Set problem: Without the pictures, write out all the lines below exactly as they appear.

Entries from a dataset:
================================

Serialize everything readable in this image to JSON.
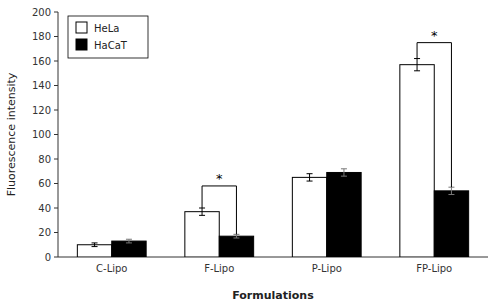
{
  "chart_data": {
    "type": "bar",
    "categories": [
      "C-Lipo",
      "F-Lipo",
      "P-Lipo",
      "FP-Lipo"
    ],
    "series": [
      {
        "name": "HeLa",
        "color": "white",
        "values": [
          10,
          37,
          65,
          157
        ],
        "errors": [
          1.5,
          3,
          3,
          5
        ]
      },
      {
        "name": "HaCaT",
        "color": "black",
        "values": [
          13,
          17,
          69,
          54
        ],
        "errors": [
          1.5,
          1.5,
          3,
          3
        ]
      }
    ],
    "xlabel": "Formulations",
    "ylabel": "Fluorescence intensity",
    "ylim": [
      0,
      200
    ],
    "yticks": [
      0,
      20,
      40,
      60,
      80,
      100,
      120,
      140,
      160,
      180,
      200
    ],
    "grid": false,
    "legend": "upper left",
    "significance": [
      {
        "category": "F-Lipo",
        "y": 58,
        "label": "*"
      },
      {
        "category": "FP-Lipo",
        "y": 175,
        "label": "*"
      }
    ]
  }
}
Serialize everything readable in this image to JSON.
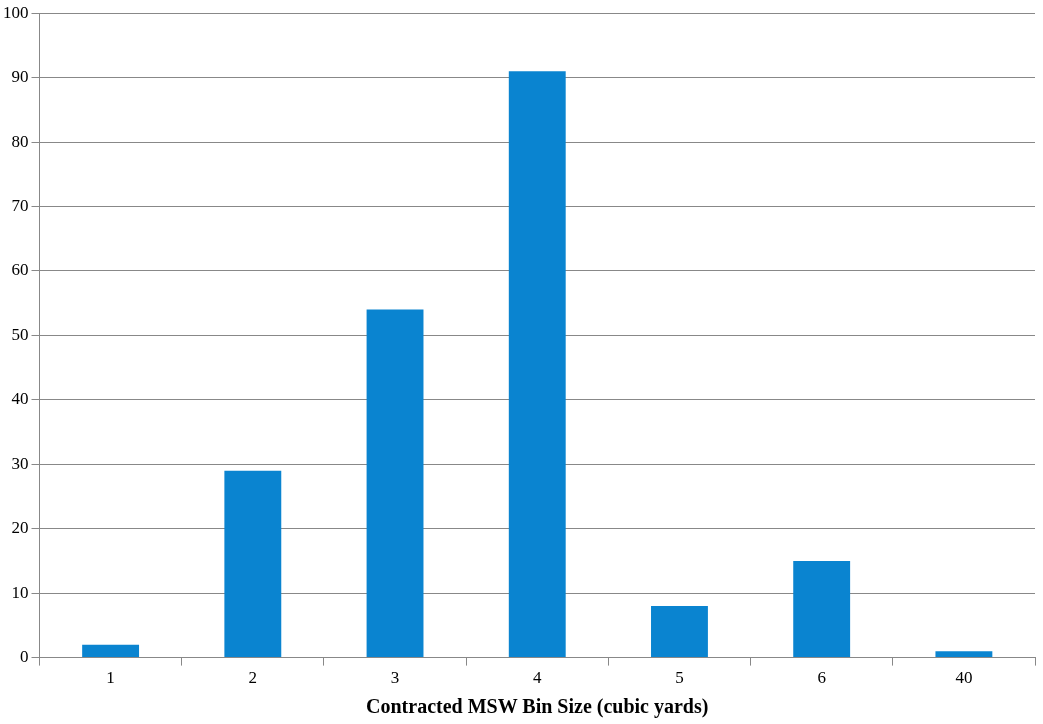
{
  "chart_data": {
    "type": "bar",
    "xlabel": "Contracted MSW Bin Size (cubic yards)",
    "categories": [
      "1",
      "2",
      "3",
      "4",
      "5",
      "6",
      "40"
    ],
    "values": [
      2,
      29,
      54,
      91,
      8,
      15,
      1
    ],
    "color": "#0a84d0",
    "ylim": [
      0,
      100
    ],
    "yticks": [
      0,
      10,
      20,
      30,
      40,
      50,
      60,
      70,
      80,
      90,
      100
    ],
    "grid": "y",
    "legend": false
  }
}
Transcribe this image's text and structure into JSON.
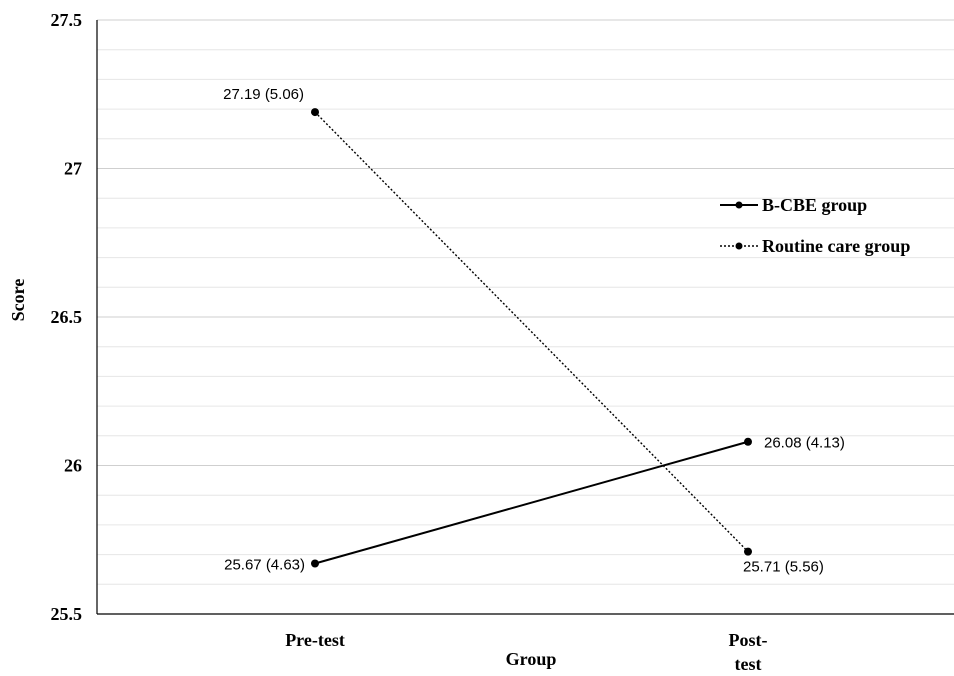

================================

Exercise result:
Serialize everything readable in this image to JSON.
{
  "chart_data": {
    "type": "bar",
    "categories": [
      "C-Lipo",
      "F-Lipo",
      "P-Lipo",
      "FP-Lipo"
    ],
    "series": [
      {
        "name": "HeLa",
        "color": "white",
        "values": [
          10,
          37,
          65,
          157
        ],
        "errors": [
          1.5,
          3,
          3,
          5
        ]
      },
      {
        "name": "HaCaT",
        "color": "black",
        "values": [
          13,
          17,
          69,
          54
        ],
        "errors": [
          1.5,
          1.5,
          3,
          3
        ]
      }
    ],
    "xlabel": "Formulations",
    "ylabel": "Fluorescence intensity",
    "ylim": [
      0,
      200
    ],
    "yticks": [
      0,
      20,
      40,
      60,
      80,
      100,
      120,
      140,
      160,
      180,
      200
    ],
    "grid": false,
    "legend": "upper left",
    "significance": [
      {
        "category": "F-Lipo",
        "y": 58,
        "label": "*"
      },
      {
        "category": "FP-Lipo",
        "y": 175,
        "label": "*"
      }
    ]
  }
}
Serialize everything readable in this image to JSON.
{
  "chart_data": {
    "type": "bar",
    "xlabel": "Contracted MSW Bin Size (cubic yards)",
    "categories": [
      "1",
      "2",
      "3",
      "4",
      "5",
      "6",
      "40"
    ],
    "values": [
      2,
      29,
      54,
      91,
      8,
      15,
      1
    ],
    "color": "#0a84d0",
    "ylim": [
      0,
      100
    ],
    "yticks": [
      0,
      10,
      20,
      30,
      40,
      50,
      60,
      70,
      80,
      90,
      100
    ],
    "grid": "y",
    "legend": false
  }
}
Transcribe this image's text and structure into JSON.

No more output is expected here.